TEXT:
((

A new study that shows that a medication cut the rate of heart attacks and deaths in patients with a certain genetic makeup, and the findings could pave the way for a new era of personalized heart disease treatment, say researchers.
Scientists from the Montreal Heart Institute gave the medication dalcetrapib or a placebo to 5,749 patients. Dalcetrapib is a CETP inhibitor, which is a drug that is intended to reduce the risk of heart disease by improving blood lipid levels.
In the study, they found that patients with a variant for a gene called ADCY9 given the drug experienced a 39 percent reduction in cardiovascular events, such as heart attacks, strokes, unstable angina, the need for coronary revascularization, or cardiac death.
Supporting evidence was also obtained from a second study, which showed that patients with the favorable genetic profile also benefited from a reduction in the thickness of their carotid artery walls with dalcetrapib. The carotid arteries are the vessels in the neck that carry blood from the heart to the brain, and their clogging increases stroke risk.
"(The research) offers great hope for precision treatments for patients with cardiovascular diseases and for curbing atherosclerosis, the first cause of mortality in the world," said Jean-Claude Tardif, M.D., director of the Research Center at the Montreal Heart Institute.
Personalized medicine is increasingly used in cancer treatment but has not yet gained a foothold in cardiac care.

))

REQUIREMENT 1:
According to the heart study text, how many patients were given dalcetrapib or a placebo?
REQUIREMENT 2:
Rewrite the heart study text starting at "Scientists from the" and ending at "or cardiac death.", with "placebo" replaced by "dummy pill".
Answer using only what the heart study text says.

LISTED ENTRIES:
((

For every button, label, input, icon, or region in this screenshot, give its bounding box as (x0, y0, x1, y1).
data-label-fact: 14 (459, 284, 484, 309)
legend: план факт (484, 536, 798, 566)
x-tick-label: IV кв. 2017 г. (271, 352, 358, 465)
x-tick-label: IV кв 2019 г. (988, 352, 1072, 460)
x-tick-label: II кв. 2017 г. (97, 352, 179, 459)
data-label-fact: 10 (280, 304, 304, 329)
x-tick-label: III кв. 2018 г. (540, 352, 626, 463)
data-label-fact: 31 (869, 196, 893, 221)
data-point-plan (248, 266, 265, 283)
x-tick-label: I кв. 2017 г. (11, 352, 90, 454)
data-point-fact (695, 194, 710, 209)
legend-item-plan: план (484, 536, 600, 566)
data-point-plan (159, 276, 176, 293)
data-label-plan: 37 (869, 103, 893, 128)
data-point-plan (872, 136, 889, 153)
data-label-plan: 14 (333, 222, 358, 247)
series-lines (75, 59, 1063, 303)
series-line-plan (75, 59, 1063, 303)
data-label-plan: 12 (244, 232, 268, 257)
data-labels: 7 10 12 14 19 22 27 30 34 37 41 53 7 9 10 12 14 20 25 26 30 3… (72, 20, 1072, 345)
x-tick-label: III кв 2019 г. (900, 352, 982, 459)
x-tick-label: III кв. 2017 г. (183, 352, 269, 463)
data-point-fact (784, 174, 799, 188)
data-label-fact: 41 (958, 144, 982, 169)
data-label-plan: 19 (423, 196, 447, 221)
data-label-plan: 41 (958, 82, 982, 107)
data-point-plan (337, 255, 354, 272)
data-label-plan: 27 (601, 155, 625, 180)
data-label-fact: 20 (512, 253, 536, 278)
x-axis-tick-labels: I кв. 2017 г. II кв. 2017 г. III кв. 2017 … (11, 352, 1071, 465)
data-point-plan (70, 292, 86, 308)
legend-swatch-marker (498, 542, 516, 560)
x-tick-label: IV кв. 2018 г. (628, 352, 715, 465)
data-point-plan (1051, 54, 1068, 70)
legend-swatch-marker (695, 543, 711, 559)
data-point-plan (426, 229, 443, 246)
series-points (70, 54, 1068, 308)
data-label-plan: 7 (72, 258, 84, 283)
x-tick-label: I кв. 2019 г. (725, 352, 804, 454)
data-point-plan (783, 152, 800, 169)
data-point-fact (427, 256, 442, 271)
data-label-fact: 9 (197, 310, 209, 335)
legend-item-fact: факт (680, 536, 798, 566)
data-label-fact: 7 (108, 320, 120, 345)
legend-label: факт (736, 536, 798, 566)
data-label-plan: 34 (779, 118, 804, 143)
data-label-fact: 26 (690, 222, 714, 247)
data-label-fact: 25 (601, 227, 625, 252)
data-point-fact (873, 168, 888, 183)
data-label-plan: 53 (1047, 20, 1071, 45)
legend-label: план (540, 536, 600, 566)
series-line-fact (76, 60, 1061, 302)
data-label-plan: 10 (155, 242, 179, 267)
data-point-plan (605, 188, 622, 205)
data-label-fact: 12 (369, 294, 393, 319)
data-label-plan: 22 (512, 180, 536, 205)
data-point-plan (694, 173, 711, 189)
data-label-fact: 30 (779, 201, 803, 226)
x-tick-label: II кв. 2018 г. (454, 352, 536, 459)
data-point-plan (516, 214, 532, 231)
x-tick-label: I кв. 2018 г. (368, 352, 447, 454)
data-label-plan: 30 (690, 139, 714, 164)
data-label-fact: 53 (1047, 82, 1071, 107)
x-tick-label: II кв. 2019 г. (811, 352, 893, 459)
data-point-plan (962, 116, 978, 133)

))

EXERCISE SOLUTION 1:
5,749 patients.

EXERCISE SOLUTION 2:
Scientists from the Montreal Heart Institute gave the medication dalcetrapib or a dummy pill to 5,749 patients. Dalcetrapib is a CETP inhibitor, which is a drug that is intended to reduce the risk of heart disease by improving blood lipid levels.
In the study, they found that patients with a variant for a gene called ADCY9 given the drug experienced a 39 percent reduction in cardiovascular events, such as heart attacks, strokes, unstable angina, the need for coronary revascularization, or cardiac death.